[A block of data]
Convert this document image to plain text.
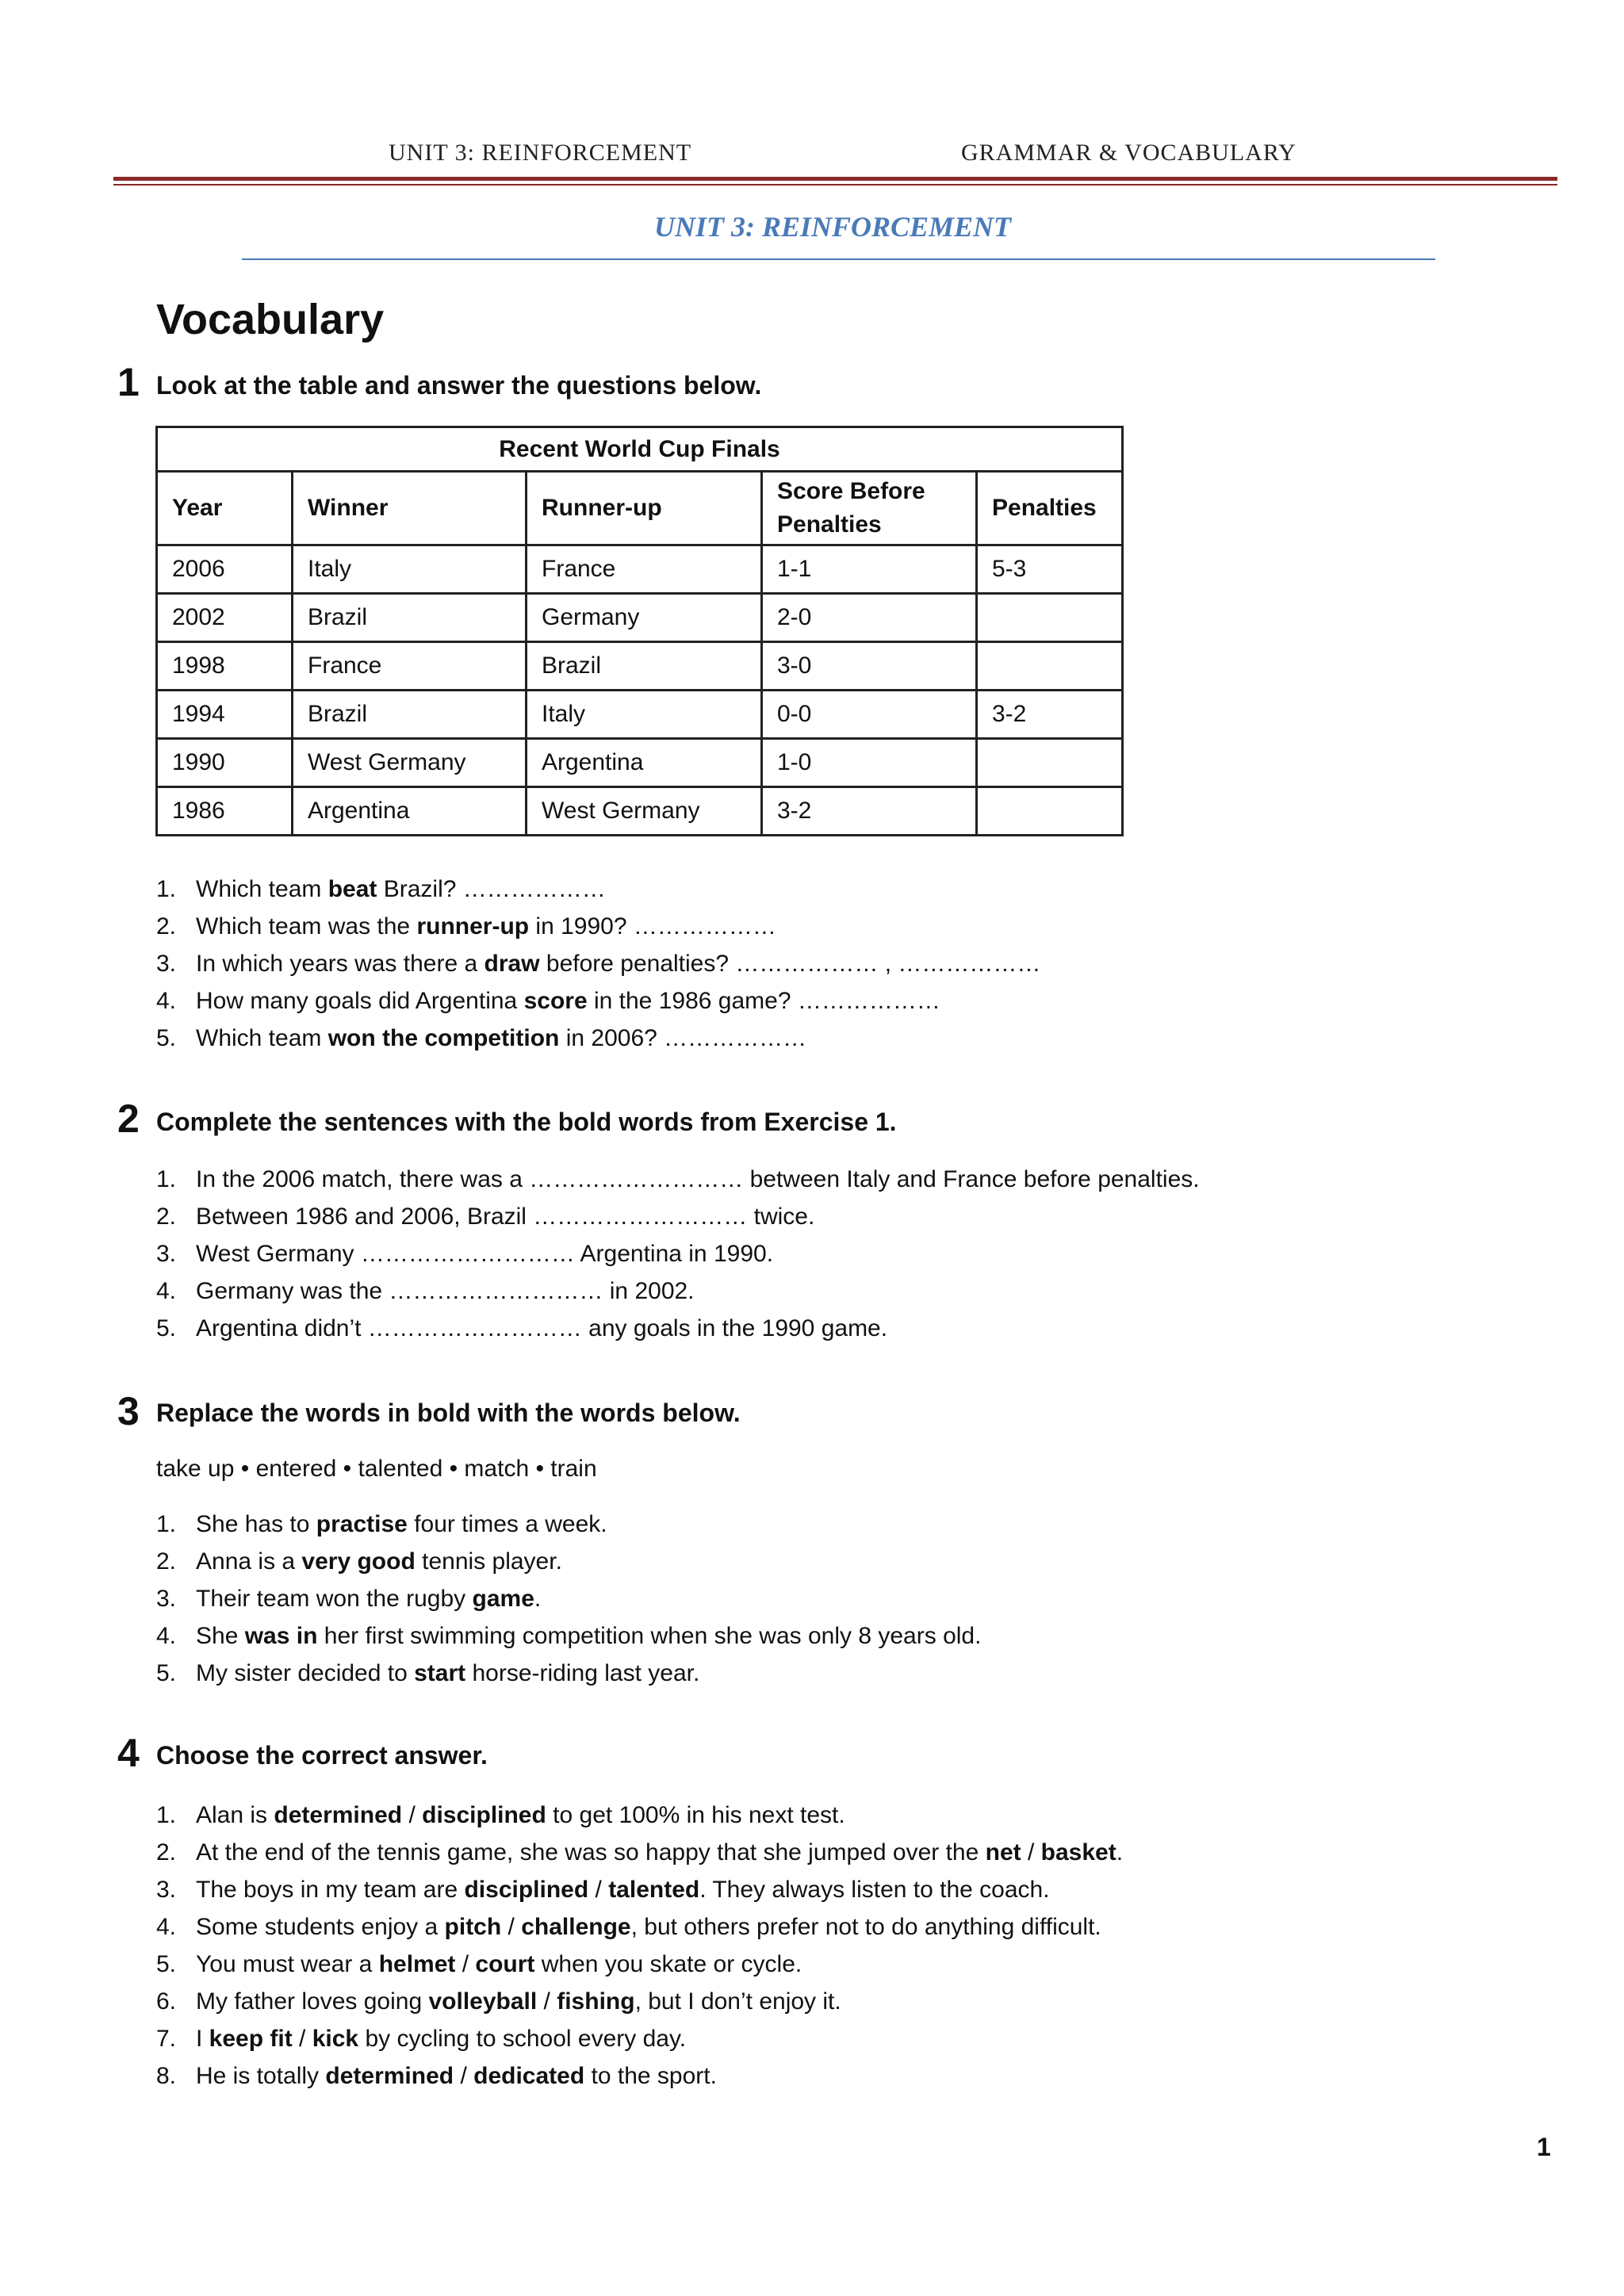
UNIT 3: REINFORCEMENT	GRAMMAR & VOCABULARY
UNIT 3: REINFORCEMENT
Vocabulary
1 Look at the table and answer the questions below.
Recent World Cup Finals				
Year	Winner	Runner-up	Score Before Penalties	Penalties
2006	Italy	France	1-1	5-3
2002	Brazil	Germany	2-0	
1998	France	Brazil	3-0	
1994	Brazil	Italy	0-0	3-2
1990	West Germany	Argentina	1-0	
1986	Argentina	West Germany	3-2	
1. Which team beat Brazil? ………………
2. Which team was the runner-up in 1990? ………………
3. In which years was there a draw before penalties? ……………… , ………………
4. How many goals did Argentina score in the 1986 game? ………………
5. Which team won the competition in 2006? ………………
2 Complete the sentences with the bold words from Exercise 1.
1. In the 2006 match, there was a ……………………… between Italy and France before penalties.
2. Between 1986 and 2006, Brazil ……………………… twice.
3. West Germany ……………………… Argentina in 1990.
4. Germany was the ……………………… in 2002.
5. Argentina didn’t ……………………… any goals in the 1990 game.
3 Replace the words in bold with the words below.
take up • entered • talented • match • train
1. She has to practise four times a week.
2. Anna is a very good tennis player.
3. Their team won the rugby game.
4. She was in her first swimming competition when she was only 8 years old.
5. My sister decided to start horse-riding last year.
4 Choose the correct answer.
1. Alan is determined / disciplined to get 100% in his next test.
2. At the end of the tennis game, she was so happy that she jumped over the net / basket.
3. The boys in my team are disciplined / talented. They always listen to the coach.
4. Some students enjoy a pitch / challenge, but others prefer not to do anything difficult.
5. You must wear a helmet / court when you skate or cycle.
6. My father loves going volleyball / fishing, but I don’t enjoy it.
7. I keep fit / kick by cycling to school every day.
8. He is totally determined / dedicated to the sport.
1
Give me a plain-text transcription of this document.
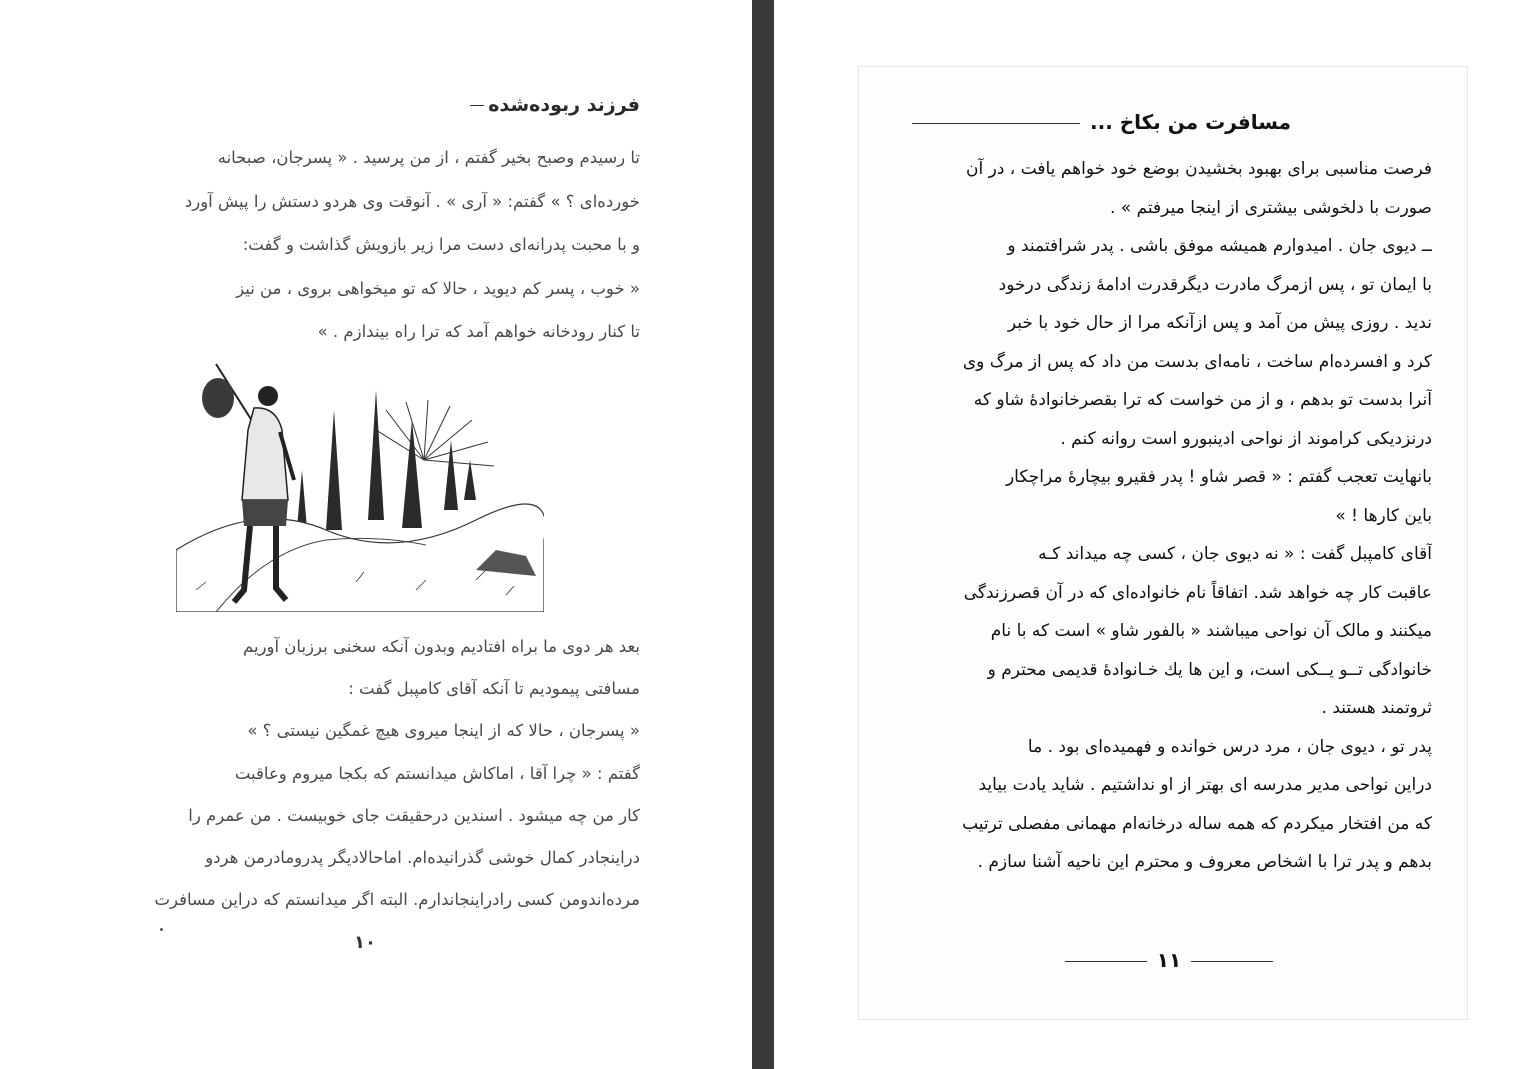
فرزند ربوده‌شده
تا رسیدم وصبح بخیر گفتم ، از من پرسید . « پسرجان، صبحانه
خورده‌ای ؟ » گفتم: « آری » . آنوقت وی هردو دستش را پیش آورد
و با محبت پدرانه‌ای دست مرا زیر بازویش گذاشت و گفت:
« خوب ، پسر کم دیوید ، حالا که تو میخواهی بروی ، من نیز
تا کنار رودخانه خواهم آمد که ترا راه بیندازم . »
بعد هر دوی ما براه افتادیم وبدون آنکه سخنی برزبان آوریم
مسافتی پیمودیم تا آنکه آقای کامپبل گفت :
« پسرجان ، حالا که از اینجا میروی هیچ غمگین نیستی ؟ »
گفتم : « چرا آقا ، اماکاش میدانستم که بکجا میروم وعاقبت
کار من چه میشود . اسندین درحقیقت جای خوبیست . من عمرم را
دراینجادر کمال خوشی گذرانیده‌ام. اماحالادیگر پدرومادرمن هردو
مرده‌اندومن کسی رادراینجاندارم. البته اگر میدانستم که دراین مسافرت
۱۰
مسافرت من بکاخ ...
فرصت مناسبی برای بهبود بخشیدن بوضع خود خواهم یافت ، در آن
صورت با دلخوشی بیشتری از اینجا میرفتم » .
ــ دیوی جان . امیدوارم همیشه موفق باشی . پدر شرافتمند و
با ایمان تو ، پس ازمرگ مادرت دیگرقدرت ادامهٔ زندگی درخود
ندید . روزی پیش من آمد و پس ازآنکه مرا از حال خود با خبر
کرد و افسرده‌ام ساخت ، نامه‌ای بدست من داد که پس از مرگ وی
آنرا بدست تو بدهم ، و از من خواست که ترا بقصرخانوادهٔ شاو که
درنزدیکی کراموند از نواحی ادینبورو است روانه کنم .
بانهایت تعجب گفتم : « قصر شاو ! پدر فقیرو بیچارهٔ مراچکار
باین کارها ! »
آقای کامپبل گفت : « نه دیوی جان ، کسی چه میداند کـه
عاقبت کار چه خواهد شد. اتفاقاً نام خانواده‌ای که در آن قصرزندگی
میکنند و مالک آن نواحی میباشند « بالفور شاو » است که با نام
خانوادگی تــو یــکی است، و این ها یك خـانوادهٔ قدیمی محترم و
ثروتمند هستند .
پدر تو ، دیوی جان ، مرد درس خوانده و فهمیده‌ای بود . ما
دراین نواحی مدیر مدرسه ای بهتر از او نداشتیم . شاید یادت بیاید
که من افتخار میکردم که همه ساله درخانه‌ام مهمانی مفصلی ترتیب
بدهم و پدر ترا با اشخاص معروف و محترم این ناحیه آشنا سازم .
۱۱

### Short exercise
Select all lines in the listing that include the word "below".

### Response to the task
1 Look at the table and answer the questions below.
3 Replace the words in bold with the words below.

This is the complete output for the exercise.